> **DATASET ROWS**:
[start]
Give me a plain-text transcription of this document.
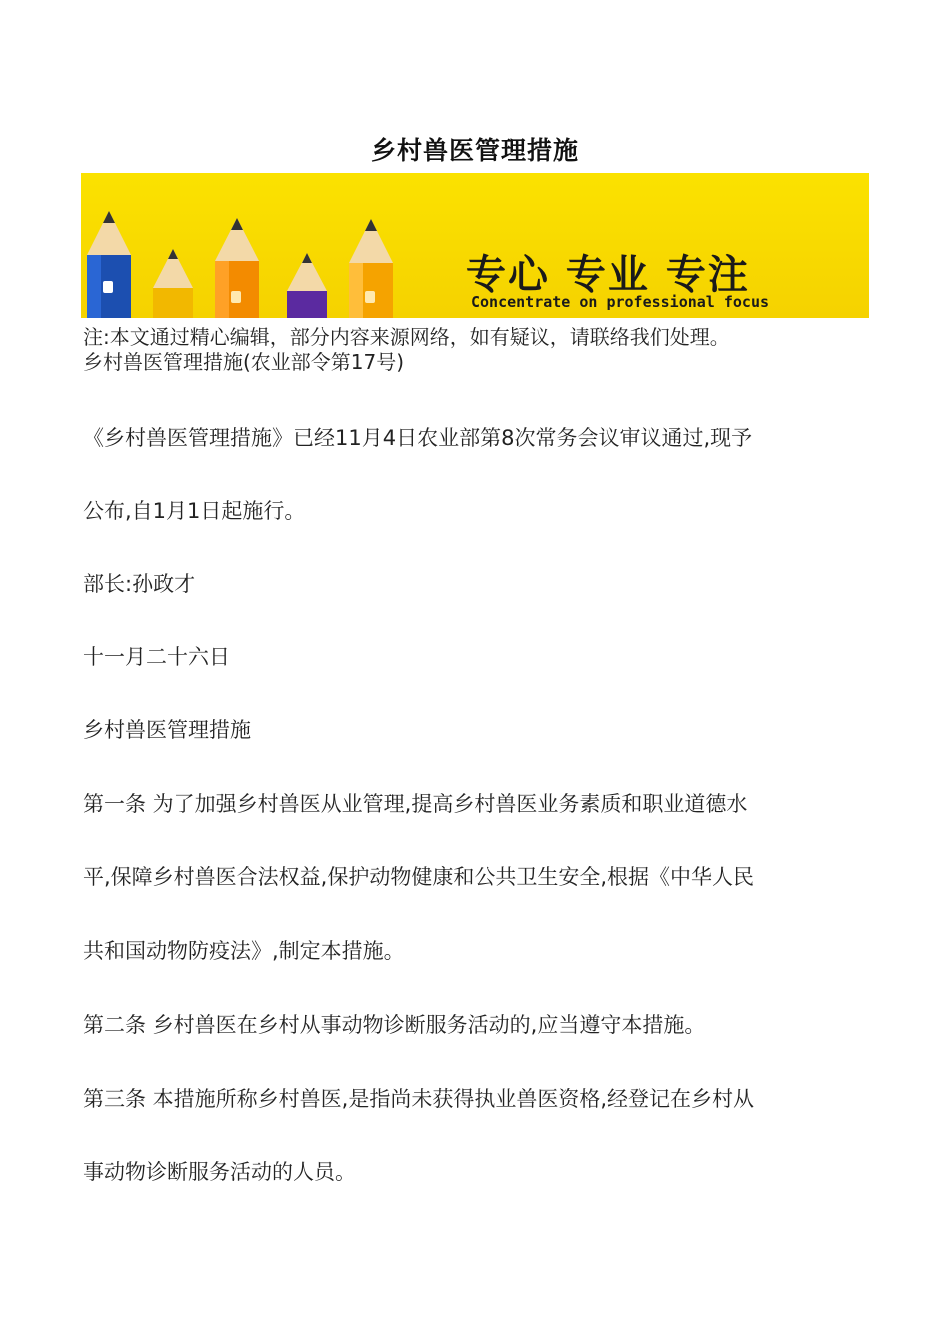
乡村兽医管理措施
专心 专业 专注
Concentrate on professional focus
注:本文通过精心编辑，部分内容来源网络，如有疑议，请联络我们处理。
乡村兽医管理措施(农业部令第17号)
《乡村兽医管理措施》已经11月4日农业部第8次常务会议审议通过,现予
公布,自1月1日起施行。
部长:孙政才
十一月二十六日
乡村兽医管理措施
第一条 为了加强乡村兽医从业管理,提高乡村兽医业务素质和职业道德水
平,保障乡村兽医合法权益,保护动物健康和公共卫生安全,根据《中华人民
共和国动物防疫法》,制定本措施。
第二条 乡村兽医在乡村从事动物诊断服务活动的,应当遵守本措施。
第三条 本措施所称乡村兽医,是指尚未获得执业兽医资格,经登记在乡村从
事动物诊断服务活动的人员。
[end]
> **TASK STATEMENT**: Using the records above, retype everything exactly except the pictures.

> **SOLVED EXERCISE**:
Give me a plain-text transcription of this document.
乡村兽医管理措施
专心 专业 专注
Concentrate on professional focus
注:本文通过精心编辑，部分内容来源网络，如有疑议，请联络我们处理。
乡村兽医管理措施(农业部令第17号)
《乡村兽医管理措施》已经11月4日农业部第8次常务会议审议通过,现予
公布,自1月1日起施行。
部长:孙政才
十一月二十六日
乡村兽医管理措施
第一条 为了加强乡村兽医从业管理,提高乡村兽医业务素质和职业道德水
平,保障乡村兽医合法权益,保护动物健康和公共卫生安全,根据《中华人民
共和国动物防疫法》,制定本措施。
第二条 乡村兽医在乡村从事动物诊断服务活动的,应当遵守本措施。
第三条 本措施所称乡村兽医,是指尚未获得执业兽医资格,经登记在乡村从
事动物诊断服务活动的人员。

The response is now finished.